# DATASET EXTRACT
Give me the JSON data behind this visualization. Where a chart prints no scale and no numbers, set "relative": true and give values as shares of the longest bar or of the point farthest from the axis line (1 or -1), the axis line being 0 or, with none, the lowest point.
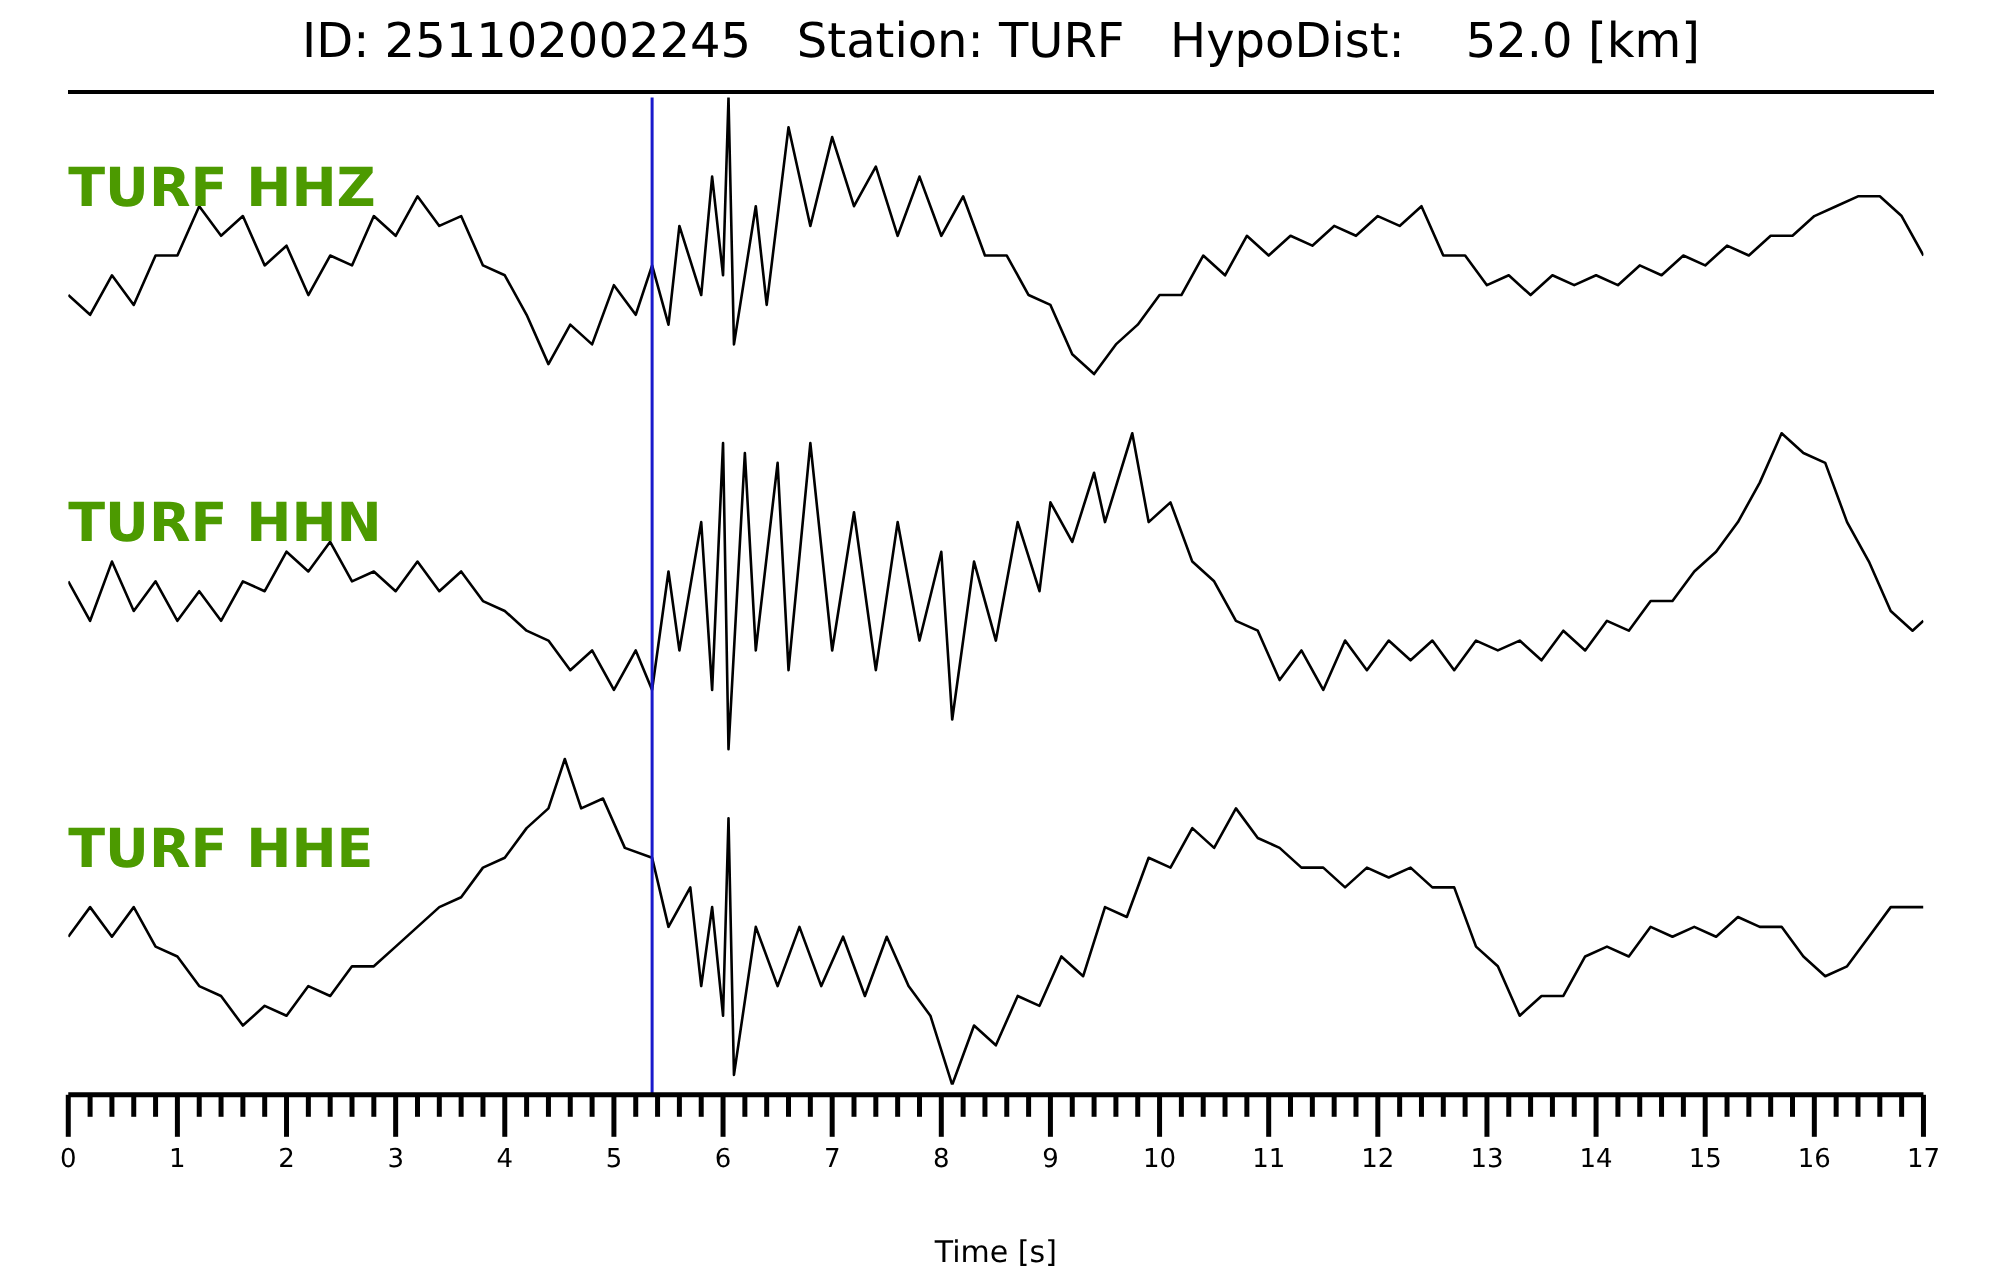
{
  "chart_data": {
    "type": "line",
    "title": "ID: 251102002245   Station: TURF   HypoDist:    52.0 [km]",
    "relative": true,
    "xlim": [
      0,
      17
    ],
    "xlabel": "Time [s]",
    "xticks": [
      0,
      {
        "value": 0.2,
        "label": null
      },
      {
        "value": 0.4,
        "label": null
      },
      {
        "value": 0.6,
        "label": null
      },
      {
        "value": 0.8,
        "label": null
      },
      1,
      {
        "value": 1.2,
        "label": null
      },
      {
        "value": 1.4,
        "label": null
      },
      {
        "value": 1.6,
        "label": null
      },
      {
        "value": 1.8,
        "label": null
      },
      2,
      {
        "value": 2.2,
        "label": null
      },
      {
        "value": 2.4,
        "label": null
      },
      {
        "value": 2.6,
        "label": null
      },
      {
        "value": 2.8,
        "label": null
      },
      3,
      {
        "value": 3.2,
        "label": null
      },
      {
        "value": 3.4,
        "label": null
      },
      {
        "value": 3.6,
        "label": null
      },
      {
        "value": 3.8,
        "label": null
      },
      4,
      {
        "value": 4.2,
        "label": null
      },
      {
        "value": 4.4,
        "label": null
      },
      {
        "value": 4.6,
        "label": null
      },
      {
        "value": 4.8,
        "label": null
      },
      5,
      {
        "value": 5.2,
        "label": null
      },
      {
        "value": 5.4,
        "label": null
      },
      {
        "value": 5.6,
        "label": null
      },
      {
        "value": 5.8,
        "label": null
      },
      6,
      {
        "value": 6.2,
        "label": null
      },
      {
        "value": 6.4,
        "label": null
      },
      {
        "value": 6.6,
        "label": null
      },
      {
        "value": 6.8,
        "label": null
      },
      7,
      {
        "value": 7.2,
        "label": null
      },
      {
        "value": 7.4,
        "label": null
      },
      {
        "value": 7.6,
        "label": null
      },
      {
        "value": 7.8,
        "label": null
      },
      8,
      {
        "value": 8.2,
        "label": null
      },
      {
        "value": 8.4,
        "label": null
      },
      {
        "value": 8.6,
        "label": null
      },
      {
        "value": 8.8,
        "label": null
      },
      9,
      {
        "value": 9.2,
        "label": null
      },
      {
        "value": 9.4,
        "label": null
      },
      {
        "value": 9.6,
        "label": null
      },
      {
        "value": 9.8,
        "label": null
      },
      10,
      {
        "value": 10.2,
        "label": null
      },
      {
        "value": 10.4,
        "label": null
      },
      {
        "value": 10.6,
        "label": null
      },
      {
        "value": 10.8,
        "label": null
      },
      11,
      {
        "value": 11.2,
        "label": null
      },
      {
        "value": 11.4,
        "label": null
      },
      {
        "value": 11.6,
        "label": null
      },
      {
        "value": 11.8,
        "label": null
      },
      12,
      {
        "value": 12.2,
        "label": null
      },
      {
        "value": 12.4,
        "label": null
      },
      {
        "value": 12.6,
        "label": null
      },
      {
        "value": 12.8,
        "label": null
      },
      13,
      {
        "value": 13.2,
        "label": null
      },
      {
        "value": 13.4,
        "label": null
      },
      {
        "value": 13.6,
        "label": null
      },
      {
        "value": 13.8,
        "label": null
      },
      14,
      {
        "value": 14.2,
        "label": null
      },
      {
        "value": 14.4,
        "label": null
      },
      {
        "value": 14.6,
        "label": null
      },
      {
        "value": 14.8,
        "label": null
      },
      15,
      {
        "value": 15.2,
        "label": null
      },
      {
        "value": 15.4,
        "label": null
      },
      {
        "value": 15.6,
        "label": null
      },
      {
        "value": 15.8,
        "label": null
      },
      16,
      {
        "value": 16.2,
        "label": null
      },
      {
        "value": 16.4,
        "label": null
      },
      {
        "value": 16.6,
        "label": null
      },
      {
        "value": 16.8,
        "label": null
      },
      17
    ],
    "series": [
      {
        "name": "TURF HHZ",
        "color": "#000000",
        "x": [
          0,
          0.2,
          0.4,
          0.6,
          0.8,
          1.0,
          1.2,
          1.4,
          1.6,
          1.8,
          2.0,
          2.2,
          2.4,
          2.6,
          2.8,
          3.0,
          3.2,
          3.4,
          3.6,
          3.8,
          4.0,
          4.2,
          4.4,
          4.6,
          4.8,
          5.0,
          5.2,
          5.35,
          5.5,
          5.6,
          5.8,
          5.9,
          6.0,
          6.05,
          6.1,
          6.3,
          6.4,
          6.6,
          6.8,
          7.0,
          7.2,
          7.4,
          7.6,
          7.8,
          8.0,
          8.2,
          8.4,
          8.6,
          8.8,
          9.0,
          9.2,
          9.4,
          9.6,
          9.8,
          10.0,
          10.2,
          10.4,
          10.6,
          10.8,
          11.0,
          11.2,
          11.4,
          11.6,
          11.8,
          12.0,
          12.2,
          12.4,
          12.6,
          12.8,
          13.0,
          13.2,
          13.4,
          13.6,
          13.8,
          14.0,
          14.2,
          14.4,
          14.6,
          14.8,
          15.0,
          15.2,
          15.4,
          15.6,
          15.8,
          16.0,
          16.2,
          16.4,
          16.6,
          16.8,
          17.0
        ],
        "values": [
          0.8,
          0.78,
          0.82,
          0.79,
          0.84,
          0.84,
          0.89,
          0.86,
          0.88,
          0.83,
          0.85,
          0.8,
          0.84,
          0.83,
          0.88,
          0.86,
          0.9,
          0.87,
          0.88,
          0.83,
          0.82,
          0.78,
          0.73,
          0.77,
          0.75,
          0.81,
          0.78,
          0.83,
          0.77,
          0.87,
          0.8,
          0.92,
          0.82,
          1.0,
          0.75,
          0.89,
          0.79,
          0.97,
          0.87,
          0.96,
          0.89,
          0.93,
          0.86,
          0.92,
          0.86,
          0.9,
          0.84,
          0.84,
          0.8,
          0.79,
          0.74,
          0.72,
          0.75,
          0.77,
          0.8,
          0.8,
          0.84,
          0.82,
          0.86,
          0.84,
          0.86,
          0.85,
          0.87,
          0.86,
          0.88,
          0.87,
          0.89,
          0.84,
          0.84,
          0.81,
          0.82,
          0.8,
          0.82,
          0.81,
          0.82,
          0.81,
          0.83,
          0.82,
          0.84,
          0.83,
          0.85,
          0.84,
          0.86,
          0.86,
          0.88,
          0.89,
          0.9,
          0.9,
          0.88,
          0.84
        ]
      },
      {
        "name": "TURF HHN",
        "color": "#000000",
        "x": [
          0,
          0.2,
          0.4,
          0.6,
          0.8,
          1.0,
          1.2,
          1.4,
          1.6,
          1.8,
          2.0,
          2.2,
          2.4,
          2.6,
          2.8,
          3.0,
          3.2,
          3.4,
          3.6,
          3.8,
          4.0,
          4.2,
          4.4,
          4.6,
          4.8,
          5.0,
          5.2,
          5.35,
          5.5,
          5.6,
          5.8,
          5.9,
          6.0,
          6.05,
          6.2,
          6.3,
          6.5,
          6.6,
          6.8,
          7.0,
          7.2,
          7.4,
          7.6,
          7.8,
          8.0,
          8.1,
          8.3,
          8.5,
          8.7,
          8.9,
          9.0,
          9.2,
          9.4,
          9.5,
          9.75,
          9.9,
          10.1,
          10.3,
          10.5,
          10.7,
          10.9,
          11.1,
          11.3,
          11.5,
          11.7,
          11.9,
          12.1,
          12.3,
          12.5,
          12.7,
          12.9,
          13.1,
          13.3,
          13.5,
          13.7,
          13.9,
          14.1,
          14.3,
          14.5,
          14.7,
          14.9,
          15.1,
          15.3,
          15.5,
          15.7,
          15.9,
          16.1,
          16.3,
          16.5,
          16.7,
          16.9,
          17.0
        ],
        "values": [
          0.51,
          0.47,
          0.53,
          0.48,
          0.51,
          0.47,
          0.5,
          0.47,
          0.51,
          0.5,
          0.54,
          0.52,
          0.55,
          0.51,
          0.52,
          0.5,
          0.53,
          0.5,
          0.52,
          0.49,
          0.48,
          0.46,
          0.45,
          0.42,
          0.44,
          0.4,
          0.44,
          0.4,
          0.52,
          0.44,
          0.57,
          0.4,
          0.65,
          0.34,
          0.64,
          0.44,
          0.63,
          0.42,
          0.65,
          0.44,
          0.58,
          0.42,
          0.57,
          0.45,
          0.54,
          0.37,
          0.53,
          0.45,
          0.57,
          0.5,
          0.59,
          0.55,
          0.62,
          0.57,
          0.66,
          0.57,
          0.59,
          0.53,
          0.51,
          0.47,
          0.46,
          0.41,
          0.44,
          0.4,
          0.45,
          0.42,
          0.45,
          0.43,
          0.45,
          0.42,
          0.45,
          0.44,
          0.45,
          0.43,
          0.46,
          0.44,
          0.47,
          0.46,
          0.49,
          0.49,
          0.52,
          0.54,
          0.57,
          0.61,
          0.66,
          0.64,
          0.63,
          0.57,
          0.53,
          0.48,
          0.46,
          0.47
        ]
      },
      {
        "name": "TURF HHE",
        "color": "#000000",
        "x": [
          0,
          0.2,
          0.4,
          0.6,
          0.8,
          1.0,
          1.2,
          1.4,
          1.6,
          1.8,
          2.0,
          2.2,
          2.4,
          2.6,
          2.8,
          3.0,
          3.2,
          3.4,
          3.6,
          3.8,
          4.0,
          4.2,
          4.4,
          4.55,
          4.7,
          4.9,
          5.1,
          5.35,
          5.5,
          5.7,
          5.8,
          5.9,
          6.0,
          6.05,
          6.1,
          6.3,
          6.5,
          6.7,
          6.9,
          7.1,
          7.3,
          7.5,
          7.7,
          7.9,
          8.1,
          8.3,
          8.5,
          8.7,
          8.9,
          9.1,
          9.3,
          9.5,
          9.7,
          9.9,
          10.1,
          10.3,
          10.5,
          10.7,
          10.9,
          11.1,
          11.3,
          11.5,
          11.7,
          11.9,
          12.1,
          12.3,
          12.5,
          12.7,
          12.9,
          13.1,
          13.3,
          13.5,
          13.7,
          13.9,
          14.1,
          14.3,
          14.5,
          14.7,
          14.9,
          15.1,
          15.3,
          15.5,
          15.7,
          15.9,
          16.1,
          16.3,
          16.5,
          16.7,
          16.9,
          17.0
        ],
        "values": [
          0.15,
          0.18,
          0.15,
          0.18,
          0.14,
          0.13,
          0.1,
          0.09,
          0.06,
          0.08,
          0.07,
          0.1,
          0.09,
          0.12,
          0.12,
          0.14,
          0.16,
          0.18,
          0.19,
          0.22,
          0.23,
          0.26,
          0.28,
          0.33,
          0.28,
          0.29,
          0.24,
          0.23,
          0.16,
          0.2,
          0.1,
          0.18,
          0.07,
          0.27,
          0.01,
          0.16,
          0.1,
          0.16,
          0.1,
          0.15,
          0.09,
          0.15,
          0.1,
          0.07,
          0.0,
          0.06,
          0.04,
          0.09,
          0.08,
          0.13,
          0.11,
          0.18,
          0.17,
          0.23,
          0.22,
          0.26,
          0.24,
          0.28,
          0.25,
          0.24,
          0.22,
          0.22,
          0.2,
          0.22,
          0.21,
          0.22,
          0.2,
          0.2,
          0.14,
          0.12,
          0.07,
          0.09,
          0.09,
          0.13,
          0.14,
          0.13,
          0.16,
          0.15,
          0.16,
          0.15,
          0.17,
          0.16,
          0.16,
          0.13,
          0.11,
          0.12,
          0.15,
          0.18,
          0.18,
          0.18
        ]
      }
    ],
    "ref_lines": [
      {
        "axis": "x",
        "value": 5.35,
        "color": "#1a1acc"
      }
    ]
  }
}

# WHAT TO DO
State how many lines above contain the string "axis", with no other words.

# REPLY TO THE TASK
2